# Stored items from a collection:
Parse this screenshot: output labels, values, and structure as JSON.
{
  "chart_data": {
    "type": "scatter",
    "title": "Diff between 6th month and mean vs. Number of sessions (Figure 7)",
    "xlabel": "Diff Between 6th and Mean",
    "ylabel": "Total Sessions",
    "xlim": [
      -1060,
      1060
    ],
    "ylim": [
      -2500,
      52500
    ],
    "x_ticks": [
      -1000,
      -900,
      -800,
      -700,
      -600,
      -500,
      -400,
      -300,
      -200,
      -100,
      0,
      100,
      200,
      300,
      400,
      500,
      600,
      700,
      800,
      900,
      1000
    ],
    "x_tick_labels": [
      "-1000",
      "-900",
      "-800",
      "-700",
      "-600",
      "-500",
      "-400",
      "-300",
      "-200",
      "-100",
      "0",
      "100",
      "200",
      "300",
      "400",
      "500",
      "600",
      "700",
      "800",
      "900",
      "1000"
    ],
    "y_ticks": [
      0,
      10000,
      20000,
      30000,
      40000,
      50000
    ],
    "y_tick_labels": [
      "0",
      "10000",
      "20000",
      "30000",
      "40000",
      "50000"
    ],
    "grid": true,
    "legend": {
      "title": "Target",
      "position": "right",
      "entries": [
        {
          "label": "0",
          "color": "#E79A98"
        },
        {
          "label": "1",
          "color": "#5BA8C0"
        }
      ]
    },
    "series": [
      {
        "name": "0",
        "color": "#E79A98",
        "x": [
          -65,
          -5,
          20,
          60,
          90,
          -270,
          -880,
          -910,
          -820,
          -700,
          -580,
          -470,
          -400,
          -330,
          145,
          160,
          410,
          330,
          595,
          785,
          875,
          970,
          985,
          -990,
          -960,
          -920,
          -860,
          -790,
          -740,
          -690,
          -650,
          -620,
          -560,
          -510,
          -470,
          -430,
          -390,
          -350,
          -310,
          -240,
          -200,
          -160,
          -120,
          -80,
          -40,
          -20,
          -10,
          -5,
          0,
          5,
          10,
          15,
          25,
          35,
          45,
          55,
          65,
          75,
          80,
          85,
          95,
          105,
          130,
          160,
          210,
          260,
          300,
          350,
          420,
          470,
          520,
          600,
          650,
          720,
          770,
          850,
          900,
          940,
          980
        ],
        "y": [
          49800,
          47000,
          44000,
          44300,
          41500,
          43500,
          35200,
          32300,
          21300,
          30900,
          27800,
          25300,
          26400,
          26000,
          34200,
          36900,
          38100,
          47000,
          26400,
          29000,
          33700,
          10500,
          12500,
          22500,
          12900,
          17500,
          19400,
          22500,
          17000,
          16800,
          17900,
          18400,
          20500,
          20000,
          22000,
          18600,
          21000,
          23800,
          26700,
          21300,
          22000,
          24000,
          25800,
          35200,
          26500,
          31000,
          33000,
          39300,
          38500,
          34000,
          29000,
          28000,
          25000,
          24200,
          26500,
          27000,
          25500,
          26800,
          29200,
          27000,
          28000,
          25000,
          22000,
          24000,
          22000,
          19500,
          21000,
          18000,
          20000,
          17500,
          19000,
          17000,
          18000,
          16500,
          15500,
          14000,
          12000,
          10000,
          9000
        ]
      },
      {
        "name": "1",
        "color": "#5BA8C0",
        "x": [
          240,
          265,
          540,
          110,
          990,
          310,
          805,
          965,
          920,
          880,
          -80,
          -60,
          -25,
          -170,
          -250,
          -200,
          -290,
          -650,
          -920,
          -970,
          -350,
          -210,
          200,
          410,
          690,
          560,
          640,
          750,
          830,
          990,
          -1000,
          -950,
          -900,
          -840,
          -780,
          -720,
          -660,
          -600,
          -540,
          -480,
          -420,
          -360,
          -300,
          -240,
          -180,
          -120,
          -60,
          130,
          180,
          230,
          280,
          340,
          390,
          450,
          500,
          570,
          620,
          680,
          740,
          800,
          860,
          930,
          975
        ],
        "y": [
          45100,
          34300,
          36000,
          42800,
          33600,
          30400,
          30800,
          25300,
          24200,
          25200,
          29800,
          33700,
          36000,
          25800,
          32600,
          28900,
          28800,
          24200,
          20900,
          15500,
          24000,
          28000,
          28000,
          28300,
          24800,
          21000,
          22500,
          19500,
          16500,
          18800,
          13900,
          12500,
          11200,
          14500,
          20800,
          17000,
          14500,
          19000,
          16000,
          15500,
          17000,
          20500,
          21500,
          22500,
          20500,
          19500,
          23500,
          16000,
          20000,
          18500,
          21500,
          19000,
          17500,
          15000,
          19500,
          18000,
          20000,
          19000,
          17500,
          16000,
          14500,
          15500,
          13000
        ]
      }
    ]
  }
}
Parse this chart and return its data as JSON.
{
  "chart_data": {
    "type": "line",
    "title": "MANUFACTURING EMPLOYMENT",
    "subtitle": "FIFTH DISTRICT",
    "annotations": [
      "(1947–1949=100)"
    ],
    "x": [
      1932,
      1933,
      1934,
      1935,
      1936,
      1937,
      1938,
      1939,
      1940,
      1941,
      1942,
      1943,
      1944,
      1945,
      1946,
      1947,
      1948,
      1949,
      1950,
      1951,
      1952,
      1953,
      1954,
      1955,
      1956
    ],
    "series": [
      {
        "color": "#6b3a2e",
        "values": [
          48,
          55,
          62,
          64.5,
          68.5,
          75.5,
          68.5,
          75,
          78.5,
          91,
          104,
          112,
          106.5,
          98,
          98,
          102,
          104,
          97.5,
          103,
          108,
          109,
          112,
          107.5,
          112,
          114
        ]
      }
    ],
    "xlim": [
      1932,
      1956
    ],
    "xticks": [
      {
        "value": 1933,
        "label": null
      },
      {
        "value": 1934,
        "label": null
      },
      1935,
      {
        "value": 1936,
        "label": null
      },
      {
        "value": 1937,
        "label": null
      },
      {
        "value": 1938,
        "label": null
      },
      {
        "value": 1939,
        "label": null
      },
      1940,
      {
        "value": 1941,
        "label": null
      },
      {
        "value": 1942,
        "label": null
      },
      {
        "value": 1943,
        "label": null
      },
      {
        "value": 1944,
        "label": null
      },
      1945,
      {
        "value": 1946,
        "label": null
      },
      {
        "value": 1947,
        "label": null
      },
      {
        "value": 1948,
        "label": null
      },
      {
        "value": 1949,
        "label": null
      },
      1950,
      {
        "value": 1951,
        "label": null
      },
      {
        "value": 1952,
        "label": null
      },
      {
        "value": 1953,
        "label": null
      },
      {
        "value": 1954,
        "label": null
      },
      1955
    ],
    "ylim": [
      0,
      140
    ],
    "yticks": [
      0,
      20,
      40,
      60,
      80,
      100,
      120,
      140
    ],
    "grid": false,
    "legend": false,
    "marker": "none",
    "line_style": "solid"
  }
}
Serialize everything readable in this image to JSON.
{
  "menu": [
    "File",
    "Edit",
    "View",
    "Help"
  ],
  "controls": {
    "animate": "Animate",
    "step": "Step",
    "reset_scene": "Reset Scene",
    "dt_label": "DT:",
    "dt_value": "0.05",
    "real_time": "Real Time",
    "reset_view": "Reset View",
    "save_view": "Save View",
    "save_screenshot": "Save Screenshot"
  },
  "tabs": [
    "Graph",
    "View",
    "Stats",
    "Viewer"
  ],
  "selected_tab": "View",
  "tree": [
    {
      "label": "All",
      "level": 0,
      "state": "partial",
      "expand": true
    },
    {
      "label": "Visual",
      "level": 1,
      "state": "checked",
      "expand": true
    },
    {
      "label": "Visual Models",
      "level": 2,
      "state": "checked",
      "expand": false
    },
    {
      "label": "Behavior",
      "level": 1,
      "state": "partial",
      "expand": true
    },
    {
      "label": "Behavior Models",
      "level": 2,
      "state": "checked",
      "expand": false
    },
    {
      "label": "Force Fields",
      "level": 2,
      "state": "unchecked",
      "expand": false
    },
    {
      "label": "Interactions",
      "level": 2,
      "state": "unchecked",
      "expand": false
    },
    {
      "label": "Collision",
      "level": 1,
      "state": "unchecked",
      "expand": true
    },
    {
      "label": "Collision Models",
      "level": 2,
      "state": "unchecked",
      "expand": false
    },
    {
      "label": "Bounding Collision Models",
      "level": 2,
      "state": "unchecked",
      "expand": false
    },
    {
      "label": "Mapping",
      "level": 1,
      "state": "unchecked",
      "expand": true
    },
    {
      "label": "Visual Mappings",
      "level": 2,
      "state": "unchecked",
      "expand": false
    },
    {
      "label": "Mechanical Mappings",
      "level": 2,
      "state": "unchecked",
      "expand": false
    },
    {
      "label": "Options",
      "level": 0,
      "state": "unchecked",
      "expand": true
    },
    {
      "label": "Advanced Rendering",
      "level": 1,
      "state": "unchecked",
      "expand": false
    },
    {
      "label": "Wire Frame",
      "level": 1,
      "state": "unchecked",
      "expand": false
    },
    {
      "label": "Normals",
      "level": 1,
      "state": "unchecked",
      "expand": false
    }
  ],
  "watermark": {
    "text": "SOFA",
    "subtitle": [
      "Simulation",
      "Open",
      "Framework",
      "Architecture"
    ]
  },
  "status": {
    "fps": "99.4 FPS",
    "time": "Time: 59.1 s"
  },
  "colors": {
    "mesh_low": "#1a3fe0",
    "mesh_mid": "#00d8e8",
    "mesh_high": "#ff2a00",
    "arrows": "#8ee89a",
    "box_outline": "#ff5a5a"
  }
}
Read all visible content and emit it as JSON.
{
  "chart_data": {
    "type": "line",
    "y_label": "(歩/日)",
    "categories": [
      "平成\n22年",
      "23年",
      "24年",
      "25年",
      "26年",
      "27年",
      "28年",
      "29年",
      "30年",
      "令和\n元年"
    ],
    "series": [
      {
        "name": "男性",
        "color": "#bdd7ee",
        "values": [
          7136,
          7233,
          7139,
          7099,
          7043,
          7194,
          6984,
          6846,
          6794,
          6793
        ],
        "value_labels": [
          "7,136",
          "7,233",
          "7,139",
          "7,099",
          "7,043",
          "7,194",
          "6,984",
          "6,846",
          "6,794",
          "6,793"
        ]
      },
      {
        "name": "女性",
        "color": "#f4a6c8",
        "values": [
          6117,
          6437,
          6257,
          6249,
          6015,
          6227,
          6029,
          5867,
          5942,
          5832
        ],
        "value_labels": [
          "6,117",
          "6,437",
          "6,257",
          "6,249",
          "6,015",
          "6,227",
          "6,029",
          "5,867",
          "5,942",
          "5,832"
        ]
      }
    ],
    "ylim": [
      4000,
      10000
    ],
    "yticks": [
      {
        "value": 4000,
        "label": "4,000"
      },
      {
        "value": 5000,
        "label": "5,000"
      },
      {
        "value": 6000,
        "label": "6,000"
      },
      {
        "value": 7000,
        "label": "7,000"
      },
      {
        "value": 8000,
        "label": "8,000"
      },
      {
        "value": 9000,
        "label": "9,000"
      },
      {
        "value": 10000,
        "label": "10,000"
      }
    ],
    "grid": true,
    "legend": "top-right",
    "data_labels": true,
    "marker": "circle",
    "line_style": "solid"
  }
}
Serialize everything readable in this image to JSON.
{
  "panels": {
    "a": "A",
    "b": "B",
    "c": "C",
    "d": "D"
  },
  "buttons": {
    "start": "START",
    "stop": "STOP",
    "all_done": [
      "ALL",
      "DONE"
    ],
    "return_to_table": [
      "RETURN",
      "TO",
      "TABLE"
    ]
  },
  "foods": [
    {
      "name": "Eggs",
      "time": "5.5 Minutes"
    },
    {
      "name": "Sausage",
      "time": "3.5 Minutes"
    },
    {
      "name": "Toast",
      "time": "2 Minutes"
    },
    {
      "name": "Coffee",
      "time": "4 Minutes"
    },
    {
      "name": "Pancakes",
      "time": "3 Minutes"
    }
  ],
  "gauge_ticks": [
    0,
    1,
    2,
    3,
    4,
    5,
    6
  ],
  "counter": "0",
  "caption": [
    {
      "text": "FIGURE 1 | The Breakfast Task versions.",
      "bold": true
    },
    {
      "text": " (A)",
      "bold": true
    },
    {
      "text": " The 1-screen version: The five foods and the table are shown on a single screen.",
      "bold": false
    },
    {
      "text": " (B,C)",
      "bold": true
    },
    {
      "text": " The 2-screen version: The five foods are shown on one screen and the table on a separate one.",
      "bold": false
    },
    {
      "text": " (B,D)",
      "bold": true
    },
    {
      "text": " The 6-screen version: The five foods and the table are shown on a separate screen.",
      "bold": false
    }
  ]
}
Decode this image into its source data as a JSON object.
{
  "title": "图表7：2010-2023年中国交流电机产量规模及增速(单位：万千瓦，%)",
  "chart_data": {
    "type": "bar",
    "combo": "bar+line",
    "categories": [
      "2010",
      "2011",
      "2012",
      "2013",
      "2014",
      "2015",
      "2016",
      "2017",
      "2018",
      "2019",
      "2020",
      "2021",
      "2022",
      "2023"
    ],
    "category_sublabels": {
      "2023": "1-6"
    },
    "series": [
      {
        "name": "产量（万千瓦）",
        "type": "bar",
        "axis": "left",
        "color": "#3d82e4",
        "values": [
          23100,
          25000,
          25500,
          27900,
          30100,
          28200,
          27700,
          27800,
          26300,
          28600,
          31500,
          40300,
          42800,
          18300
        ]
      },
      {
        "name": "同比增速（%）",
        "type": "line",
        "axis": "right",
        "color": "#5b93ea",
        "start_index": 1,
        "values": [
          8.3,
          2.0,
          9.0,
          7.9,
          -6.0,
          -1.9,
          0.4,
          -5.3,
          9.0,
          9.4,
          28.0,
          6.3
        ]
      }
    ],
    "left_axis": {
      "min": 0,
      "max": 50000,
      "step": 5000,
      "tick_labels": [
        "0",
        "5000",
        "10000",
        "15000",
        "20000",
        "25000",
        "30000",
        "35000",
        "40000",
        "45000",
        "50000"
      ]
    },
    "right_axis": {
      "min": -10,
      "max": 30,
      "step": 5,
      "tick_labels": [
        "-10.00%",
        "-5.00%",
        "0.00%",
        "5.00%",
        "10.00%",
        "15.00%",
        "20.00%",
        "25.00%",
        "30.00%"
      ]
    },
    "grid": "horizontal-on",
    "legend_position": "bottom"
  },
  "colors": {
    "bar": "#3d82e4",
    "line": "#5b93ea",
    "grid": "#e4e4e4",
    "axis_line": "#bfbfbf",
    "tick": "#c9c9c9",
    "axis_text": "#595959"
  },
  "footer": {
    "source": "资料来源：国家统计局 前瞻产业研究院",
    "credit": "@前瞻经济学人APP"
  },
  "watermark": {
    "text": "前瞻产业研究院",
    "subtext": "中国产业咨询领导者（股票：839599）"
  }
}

# Written problem:
Look through the records and gather each line with the word "separate".

# Response to this exercise:
      "text": " The 2-screen version: The five foods are shown on one screen and the table on a separate one.",
      "text": " The 6-screen version: The five foods and the table are shown on a separate screen.",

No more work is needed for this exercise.